---------- RECORDS SHOWN ----------

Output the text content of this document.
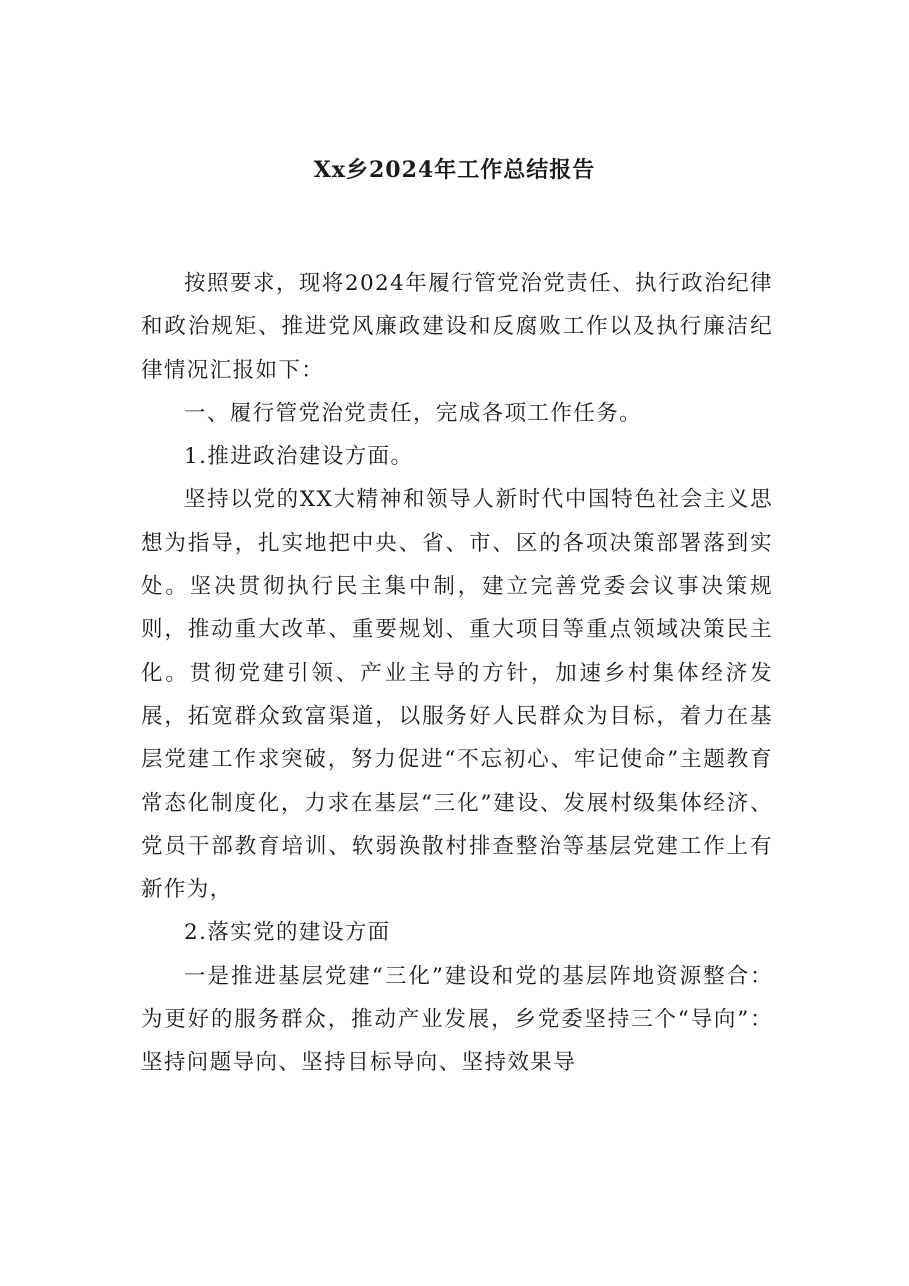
Xx乡2024年工作总结报告

按照要求，现将2024年履行管党治党责任、执行政治纪律和政治规矩、推进党风廉政建设和反腐败工作以及执行廉洁纪律情况汇报如下：

一、履行管党治党责任，完成各项工作任务。

1.推进政治建设方面。

坚持以党的XX大精神和领导人新时代中国特色社会主义思想为指导，扎实地把中央、省、市、区的各项决策部署落到实处。坚决贯彻执行民主集中制，建立完善党委会议事决策规则，推动重大改革、重要规划、重大项目等重点领域决策民主化。贯彻党建引领、产业主导的方针，加速乡村集体经济发展，拓宽群众致富渠道，以服务好人民群众为目标，着力在基层党建工作求突破，努力促进“不忘初心、牢记使命”主题教育常态化制度化，力求在基层“三化”建设、发展村级集体经济、党员干部教育培训、软弱涣散村排查整治等基层党建工作上有新作为，

2.落实党的建设方面

一是推进基层党建“三化”建设和党的基层阵地资源整合：为更好的服务群众，推动产业发展，乡党委坚持三个“导向”：坚持问题导向、坚持目标导向、坚持效果导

----------

REQUIREMENT
Every entry must be written out exactly, with all pictures left out.

ANSWER TO THIS TASK
Output the text content of this document.
Xx乡2024年工作总结报告

按照要求，现将2024年履行管党治党责任、执行政治纪律和政治规矩、推进党风廉政建设和反腐败工作以及执行廉洁纪律情况汇报如下：

一、履行管党治党责任，完成各项工作任务。

1.推进政治建设方面。

坚持以党的XX大精神和领导人新时代中国特色社会主义思想为指导，扎实地把中央、省、市、区的各项决策部署落到实处。坚决贯彻执行民主集中制，建立完善党委会议事决策规则，推动重大改革、重要规划、重大项目等重点领域决策民主化。贯彻党建引领、产业主导的方针，加速乡村集体经济发展，拓宽群众致富渠道，以服务好人民群众为目标，着力在基层党建工作求突破，努力促进“不忘初心、牢记使命”主题教育常态化制度化，力求在基层“三化”建设、发展村级集体经济、党员干部教育培训、软弱涣散村排查整治等基层党建工作上有新作为，

2.落实党的建设方面

一是推进基层党建“三化”建设和党的基层阵地资源整合：为更好的服务群众，推动产业发展，乡党委坚持三个“导向”：坚持问题导向、坚持目标导向、坚持效果导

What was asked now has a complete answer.